start Extracted records

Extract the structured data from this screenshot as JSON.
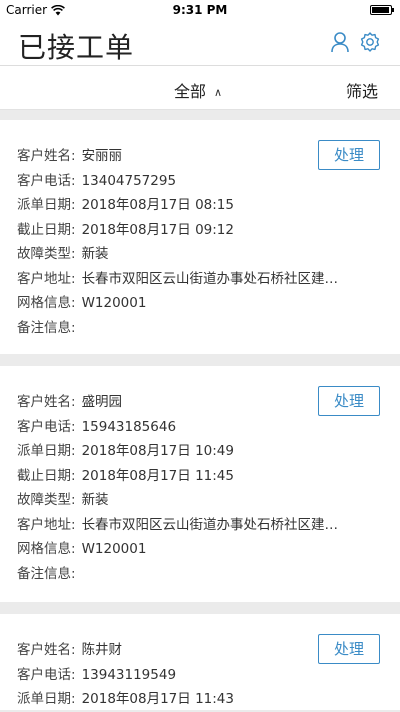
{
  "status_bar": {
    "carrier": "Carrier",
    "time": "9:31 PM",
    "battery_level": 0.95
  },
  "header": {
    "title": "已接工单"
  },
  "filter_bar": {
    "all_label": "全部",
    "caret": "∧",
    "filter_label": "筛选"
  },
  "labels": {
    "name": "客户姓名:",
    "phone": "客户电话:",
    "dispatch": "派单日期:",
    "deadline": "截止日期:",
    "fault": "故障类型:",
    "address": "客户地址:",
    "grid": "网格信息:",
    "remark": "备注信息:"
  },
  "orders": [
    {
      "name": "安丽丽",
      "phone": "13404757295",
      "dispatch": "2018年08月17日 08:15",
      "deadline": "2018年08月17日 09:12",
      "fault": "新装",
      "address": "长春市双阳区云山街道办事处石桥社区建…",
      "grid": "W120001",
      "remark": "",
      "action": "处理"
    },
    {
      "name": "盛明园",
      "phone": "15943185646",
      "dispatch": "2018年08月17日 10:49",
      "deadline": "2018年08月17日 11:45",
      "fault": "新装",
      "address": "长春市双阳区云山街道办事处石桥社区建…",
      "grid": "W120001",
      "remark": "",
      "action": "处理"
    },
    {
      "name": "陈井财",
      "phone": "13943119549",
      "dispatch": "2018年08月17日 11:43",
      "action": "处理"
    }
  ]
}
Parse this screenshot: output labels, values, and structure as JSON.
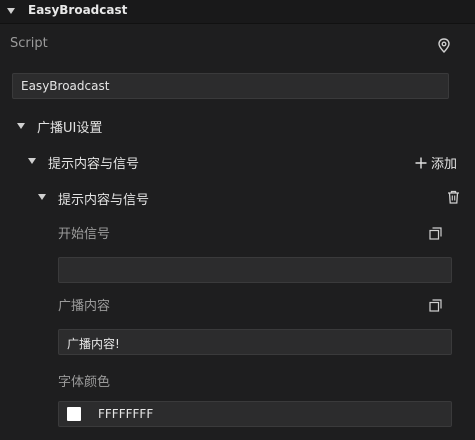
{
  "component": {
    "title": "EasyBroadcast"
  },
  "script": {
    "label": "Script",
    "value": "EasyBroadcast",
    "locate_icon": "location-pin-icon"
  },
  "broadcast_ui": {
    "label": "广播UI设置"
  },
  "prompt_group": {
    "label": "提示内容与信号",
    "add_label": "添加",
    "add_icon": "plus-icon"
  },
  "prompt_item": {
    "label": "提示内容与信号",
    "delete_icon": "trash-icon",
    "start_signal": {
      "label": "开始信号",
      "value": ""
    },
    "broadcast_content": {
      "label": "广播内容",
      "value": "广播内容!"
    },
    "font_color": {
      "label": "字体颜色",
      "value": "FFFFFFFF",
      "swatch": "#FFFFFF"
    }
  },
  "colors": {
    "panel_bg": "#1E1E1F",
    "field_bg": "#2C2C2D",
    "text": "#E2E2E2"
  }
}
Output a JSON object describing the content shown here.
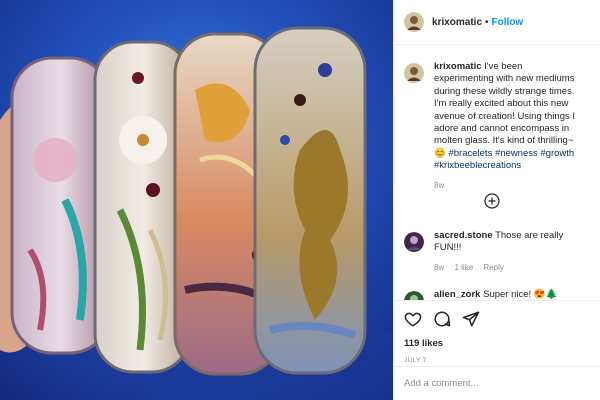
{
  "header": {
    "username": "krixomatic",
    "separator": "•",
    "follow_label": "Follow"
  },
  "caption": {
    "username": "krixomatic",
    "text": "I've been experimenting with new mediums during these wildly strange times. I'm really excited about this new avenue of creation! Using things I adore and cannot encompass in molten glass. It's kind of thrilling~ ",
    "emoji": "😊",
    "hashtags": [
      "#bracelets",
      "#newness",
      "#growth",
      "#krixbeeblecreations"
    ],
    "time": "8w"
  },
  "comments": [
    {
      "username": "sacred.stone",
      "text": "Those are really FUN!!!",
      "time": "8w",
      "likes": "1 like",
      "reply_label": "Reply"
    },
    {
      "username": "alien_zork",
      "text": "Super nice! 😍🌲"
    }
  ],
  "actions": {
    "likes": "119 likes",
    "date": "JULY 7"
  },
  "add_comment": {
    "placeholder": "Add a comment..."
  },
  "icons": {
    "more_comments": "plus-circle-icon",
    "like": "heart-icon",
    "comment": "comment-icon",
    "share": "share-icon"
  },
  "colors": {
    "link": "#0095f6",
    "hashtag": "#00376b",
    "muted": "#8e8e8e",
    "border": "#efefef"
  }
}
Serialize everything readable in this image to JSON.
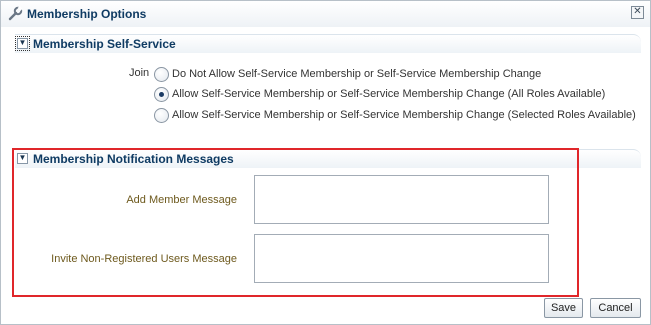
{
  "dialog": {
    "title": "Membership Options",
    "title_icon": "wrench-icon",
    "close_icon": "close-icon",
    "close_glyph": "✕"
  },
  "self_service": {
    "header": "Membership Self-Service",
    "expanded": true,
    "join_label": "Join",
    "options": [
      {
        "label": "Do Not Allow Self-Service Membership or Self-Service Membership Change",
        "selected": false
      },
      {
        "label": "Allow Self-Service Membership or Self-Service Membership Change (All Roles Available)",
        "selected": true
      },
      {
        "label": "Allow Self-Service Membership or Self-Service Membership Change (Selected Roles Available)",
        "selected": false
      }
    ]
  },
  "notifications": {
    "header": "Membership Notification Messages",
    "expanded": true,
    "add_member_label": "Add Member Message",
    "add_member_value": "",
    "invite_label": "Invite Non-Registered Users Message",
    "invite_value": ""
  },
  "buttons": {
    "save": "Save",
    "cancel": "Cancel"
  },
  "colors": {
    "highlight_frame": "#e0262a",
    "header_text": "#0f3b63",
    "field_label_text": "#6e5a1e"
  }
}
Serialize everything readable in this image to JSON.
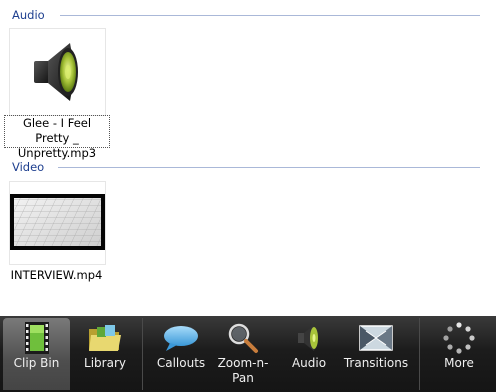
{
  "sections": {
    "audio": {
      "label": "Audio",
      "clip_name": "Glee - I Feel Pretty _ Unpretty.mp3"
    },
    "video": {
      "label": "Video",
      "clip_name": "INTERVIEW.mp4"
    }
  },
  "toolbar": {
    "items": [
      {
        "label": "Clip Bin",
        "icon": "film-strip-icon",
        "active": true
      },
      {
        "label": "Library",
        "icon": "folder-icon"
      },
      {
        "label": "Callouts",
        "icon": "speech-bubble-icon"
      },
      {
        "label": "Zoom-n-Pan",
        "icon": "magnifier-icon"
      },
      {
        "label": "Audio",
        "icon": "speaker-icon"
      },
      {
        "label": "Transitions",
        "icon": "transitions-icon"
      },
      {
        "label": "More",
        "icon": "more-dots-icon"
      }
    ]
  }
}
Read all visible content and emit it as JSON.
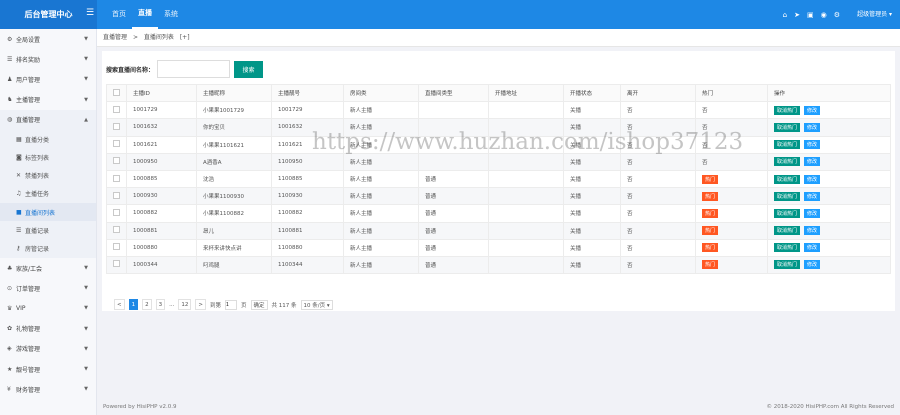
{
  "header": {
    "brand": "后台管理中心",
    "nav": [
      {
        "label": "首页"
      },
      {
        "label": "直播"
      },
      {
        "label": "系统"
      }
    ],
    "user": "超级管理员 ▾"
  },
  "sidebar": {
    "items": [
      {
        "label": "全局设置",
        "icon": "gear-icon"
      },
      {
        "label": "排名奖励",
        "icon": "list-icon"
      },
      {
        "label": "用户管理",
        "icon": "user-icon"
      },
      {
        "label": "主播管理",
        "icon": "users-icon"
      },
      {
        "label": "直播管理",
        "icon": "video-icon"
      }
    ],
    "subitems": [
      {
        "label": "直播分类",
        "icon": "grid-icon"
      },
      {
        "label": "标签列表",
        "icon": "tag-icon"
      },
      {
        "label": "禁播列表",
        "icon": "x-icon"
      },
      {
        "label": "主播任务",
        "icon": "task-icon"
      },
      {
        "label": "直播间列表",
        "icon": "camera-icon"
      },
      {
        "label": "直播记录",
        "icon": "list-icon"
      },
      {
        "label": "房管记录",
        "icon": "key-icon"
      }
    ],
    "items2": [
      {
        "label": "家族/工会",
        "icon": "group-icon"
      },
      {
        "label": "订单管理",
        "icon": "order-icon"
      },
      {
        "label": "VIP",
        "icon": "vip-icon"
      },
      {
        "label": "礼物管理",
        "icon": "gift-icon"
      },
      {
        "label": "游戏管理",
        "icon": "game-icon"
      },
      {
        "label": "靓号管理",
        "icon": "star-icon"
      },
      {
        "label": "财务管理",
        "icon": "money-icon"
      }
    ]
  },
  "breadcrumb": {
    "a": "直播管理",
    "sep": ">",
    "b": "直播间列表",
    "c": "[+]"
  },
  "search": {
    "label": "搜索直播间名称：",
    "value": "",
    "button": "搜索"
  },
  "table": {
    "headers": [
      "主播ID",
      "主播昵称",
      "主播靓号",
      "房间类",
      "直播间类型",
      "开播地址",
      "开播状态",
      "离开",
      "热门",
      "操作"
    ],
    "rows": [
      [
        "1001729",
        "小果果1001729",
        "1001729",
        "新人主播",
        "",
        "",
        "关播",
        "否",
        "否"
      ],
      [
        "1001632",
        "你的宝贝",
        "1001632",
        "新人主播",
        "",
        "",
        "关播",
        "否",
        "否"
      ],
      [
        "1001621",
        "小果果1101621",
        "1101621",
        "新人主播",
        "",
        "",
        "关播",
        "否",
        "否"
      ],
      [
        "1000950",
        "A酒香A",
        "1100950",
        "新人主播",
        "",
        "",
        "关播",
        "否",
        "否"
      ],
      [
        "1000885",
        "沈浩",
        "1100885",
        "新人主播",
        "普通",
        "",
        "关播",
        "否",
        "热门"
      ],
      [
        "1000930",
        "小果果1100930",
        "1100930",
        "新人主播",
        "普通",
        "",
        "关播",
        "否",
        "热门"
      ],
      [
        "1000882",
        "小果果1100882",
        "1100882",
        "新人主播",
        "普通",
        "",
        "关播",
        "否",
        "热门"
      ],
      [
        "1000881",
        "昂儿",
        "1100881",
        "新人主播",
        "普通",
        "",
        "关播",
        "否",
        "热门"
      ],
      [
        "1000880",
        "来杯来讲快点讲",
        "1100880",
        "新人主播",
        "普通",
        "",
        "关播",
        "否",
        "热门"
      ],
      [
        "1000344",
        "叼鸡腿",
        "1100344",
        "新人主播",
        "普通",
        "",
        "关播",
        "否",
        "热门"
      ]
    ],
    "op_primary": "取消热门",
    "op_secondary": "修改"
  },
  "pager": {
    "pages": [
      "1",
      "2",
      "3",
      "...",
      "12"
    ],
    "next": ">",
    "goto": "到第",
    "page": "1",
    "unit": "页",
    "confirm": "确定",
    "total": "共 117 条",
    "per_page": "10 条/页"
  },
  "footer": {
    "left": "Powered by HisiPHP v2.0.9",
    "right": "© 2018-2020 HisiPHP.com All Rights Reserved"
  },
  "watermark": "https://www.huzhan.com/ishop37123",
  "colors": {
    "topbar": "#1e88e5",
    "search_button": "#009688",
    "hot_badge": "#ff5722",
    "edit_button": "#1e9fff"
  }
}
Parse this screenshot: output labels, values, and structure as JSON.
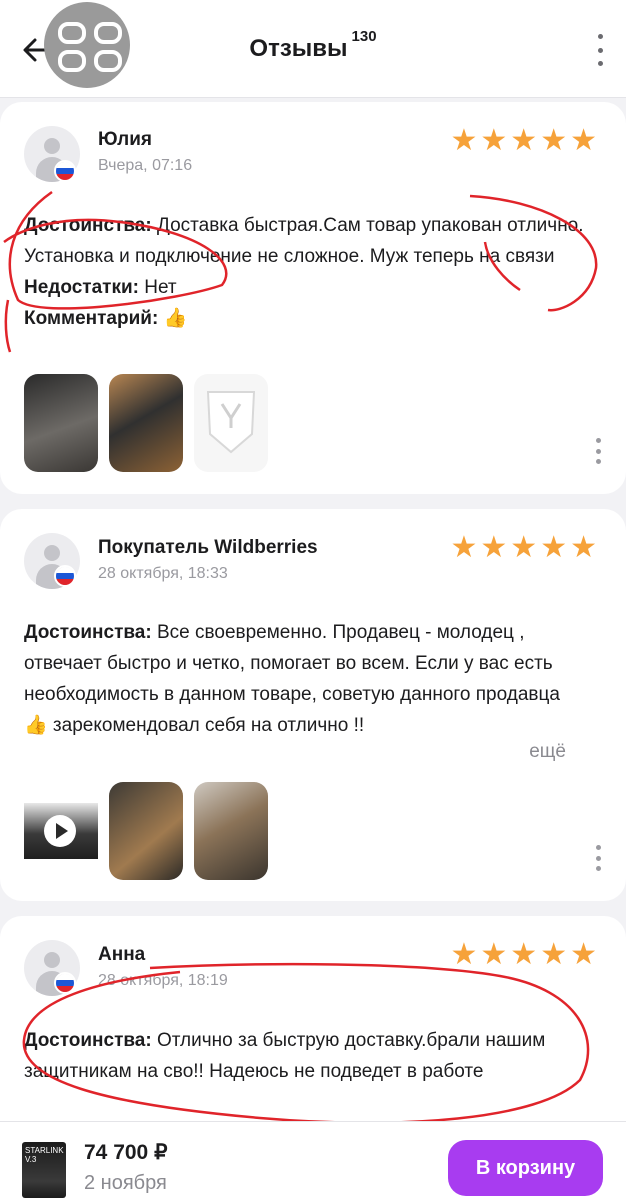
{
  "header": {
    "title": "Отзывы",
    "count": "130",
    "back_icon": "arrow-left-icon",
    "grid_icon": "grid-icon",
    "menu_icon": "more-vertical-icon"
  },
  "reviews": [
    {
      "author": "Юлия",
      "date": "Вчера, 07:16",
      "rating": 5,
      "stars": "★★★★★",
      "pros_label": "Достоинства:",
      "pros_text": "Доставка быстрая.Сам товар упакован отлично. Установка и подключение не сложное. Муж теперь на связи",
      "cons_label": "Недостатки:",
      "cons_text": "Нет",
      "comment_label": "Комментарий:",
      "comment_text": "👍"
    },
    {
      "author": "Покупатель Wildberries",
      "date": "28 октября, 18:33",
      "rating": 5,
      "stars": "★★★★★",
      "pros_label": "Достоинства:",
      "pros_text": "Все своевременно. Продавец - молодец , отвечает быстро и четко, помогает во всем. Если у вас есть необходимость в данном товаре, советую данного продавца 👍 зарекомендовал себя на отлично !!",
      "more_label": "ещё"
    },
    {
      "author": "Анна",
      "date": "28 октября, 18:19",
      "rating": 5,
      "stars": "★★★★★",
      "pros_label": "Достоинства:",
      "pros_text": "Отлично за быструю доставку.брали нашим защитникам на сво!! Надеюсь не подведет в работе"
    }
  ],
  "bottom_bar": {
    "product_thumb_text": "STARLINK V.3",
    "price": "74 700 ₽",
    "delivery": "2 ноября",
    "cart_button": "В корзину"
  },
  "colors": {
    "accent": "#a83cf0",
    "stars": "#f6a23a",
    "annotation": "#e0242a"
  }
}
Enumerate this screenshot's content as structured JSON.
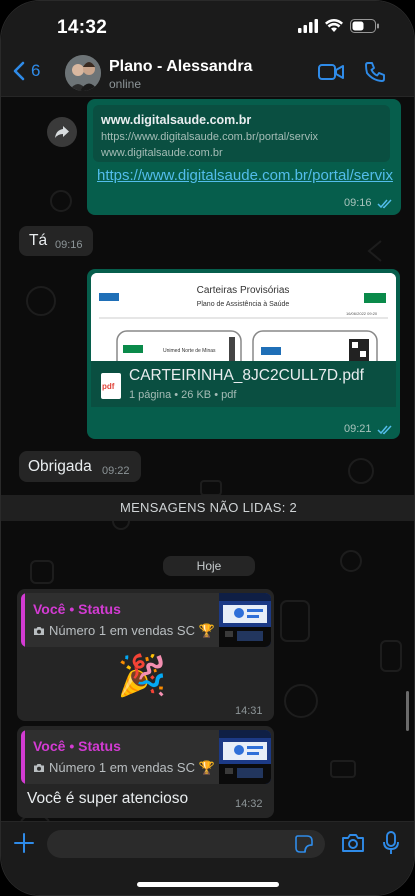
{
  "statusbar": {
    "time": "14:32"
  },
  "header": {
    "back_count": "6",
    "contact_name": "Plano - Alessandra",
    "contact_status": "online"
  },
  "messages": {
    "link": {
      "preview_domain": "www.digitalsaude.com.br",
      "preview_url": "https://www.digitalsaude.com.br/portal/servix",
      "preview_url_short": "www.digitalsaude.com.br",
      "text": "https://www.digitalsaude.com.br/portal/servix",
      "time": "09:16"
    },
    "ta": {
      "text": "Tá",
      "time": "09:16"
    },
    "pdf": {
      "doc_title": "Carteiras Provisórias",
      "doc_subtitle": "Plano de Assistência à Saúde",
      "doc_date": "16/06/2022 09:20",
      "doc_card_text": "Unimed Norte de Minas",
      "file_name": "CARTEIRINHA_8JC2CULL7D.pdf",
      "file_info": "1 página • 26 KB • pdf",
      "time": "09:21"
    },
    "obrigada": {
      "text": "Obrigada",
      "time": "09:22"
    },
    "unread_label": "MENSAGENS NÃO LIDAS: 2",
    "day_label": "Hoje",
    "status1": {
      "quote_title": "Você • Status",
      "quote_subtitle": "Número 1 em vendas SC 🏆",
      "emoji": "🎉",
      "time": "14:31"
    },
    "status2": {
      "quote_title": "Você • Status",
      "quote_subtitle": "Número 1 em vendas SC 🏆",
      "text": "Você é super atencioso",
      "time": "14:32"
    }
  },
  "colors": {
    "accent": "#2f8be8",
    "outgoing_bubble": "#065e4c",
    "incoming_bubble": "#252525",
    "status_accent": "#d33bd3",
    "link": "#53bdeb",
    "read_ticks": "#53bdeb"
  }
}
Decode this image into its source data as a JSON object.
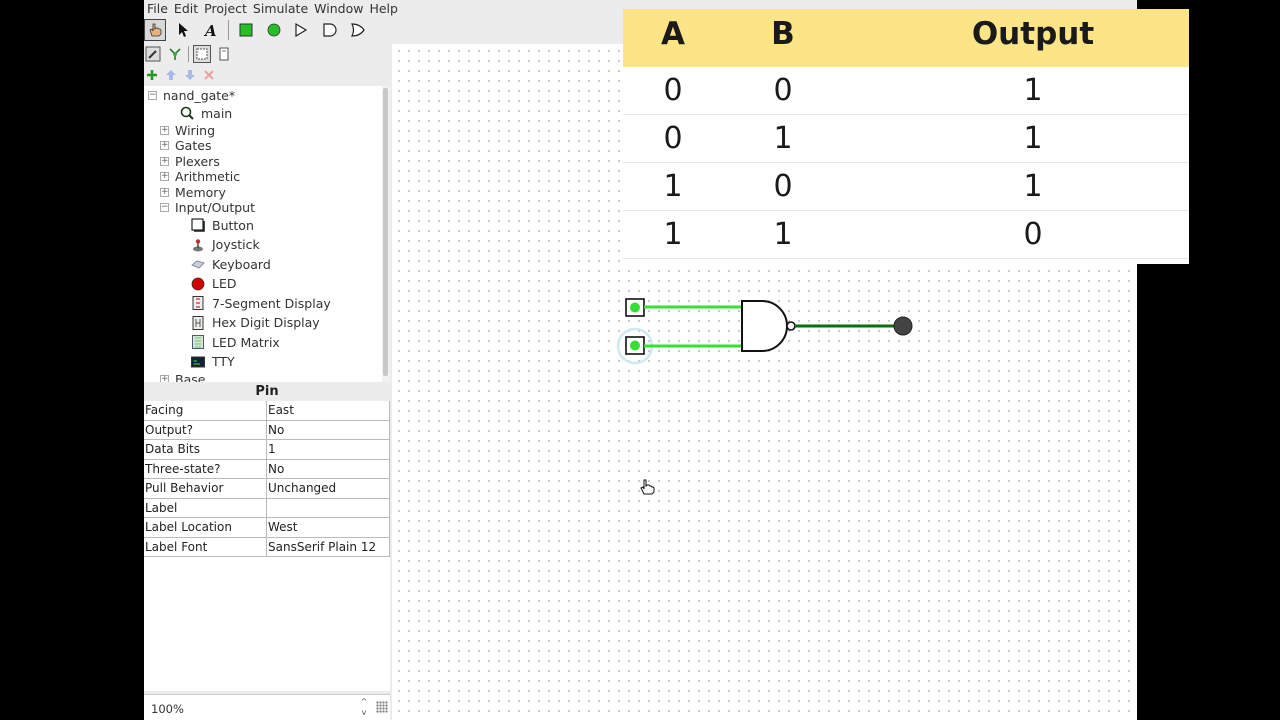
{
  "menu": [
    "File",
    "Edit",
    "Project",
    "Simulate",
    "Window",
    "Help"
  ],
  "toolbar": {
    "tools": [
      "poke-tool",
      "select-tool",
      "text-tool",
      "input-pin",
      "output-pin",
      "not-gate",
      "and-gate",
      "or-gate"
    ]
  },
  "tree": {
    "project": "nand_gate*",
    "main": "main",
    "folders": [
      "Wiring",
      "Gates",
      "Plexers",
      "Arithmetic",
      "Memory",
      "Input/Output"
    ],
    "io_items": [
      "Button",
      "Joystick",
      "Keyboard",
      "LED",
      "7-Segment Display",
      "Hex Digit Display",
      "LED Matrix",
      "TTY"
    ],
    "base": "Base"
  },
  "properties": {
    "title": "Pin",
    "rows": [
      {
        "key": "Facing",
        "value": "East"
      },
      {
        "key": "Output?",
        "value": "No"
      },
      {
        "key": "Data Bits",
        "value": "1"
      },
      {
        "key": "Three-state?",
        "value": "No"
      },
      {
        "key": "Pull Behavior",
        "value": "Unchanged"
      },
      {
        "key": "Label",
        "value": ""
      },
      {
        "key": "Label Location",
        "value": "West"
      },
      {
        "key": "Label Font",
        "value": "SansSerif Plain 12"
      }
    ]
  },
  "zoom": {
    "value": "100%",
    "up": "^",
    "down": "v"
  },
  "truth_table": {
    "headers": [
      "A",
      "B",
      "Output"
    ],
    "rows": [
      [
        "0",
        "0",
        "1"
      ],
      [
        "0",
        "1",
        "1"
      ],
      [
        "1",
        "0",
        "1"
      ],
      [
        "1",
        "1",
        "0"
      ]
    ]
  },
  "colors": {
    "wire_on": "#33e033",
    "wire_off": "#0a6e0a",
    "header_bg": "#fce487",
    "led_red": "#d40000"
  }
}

end Extracted records

_Exercise:_ Select and copy each line from the data that includes the word "Membership".

_Reply:_
    "title": "Membership Options",
    "header": "Membership Self-Service",
        "label": "Do Not Allow Self-Service Membership or Self-Service Membership Change",
        "label": "Allow Self-Service Membership or Self-Service Membership Change (All Roles Available)",
        "label": "Allow Self-Service Membership or Self-Service Membership Change (Selected Roles Available)",
    "header": "Membership Notification Messages",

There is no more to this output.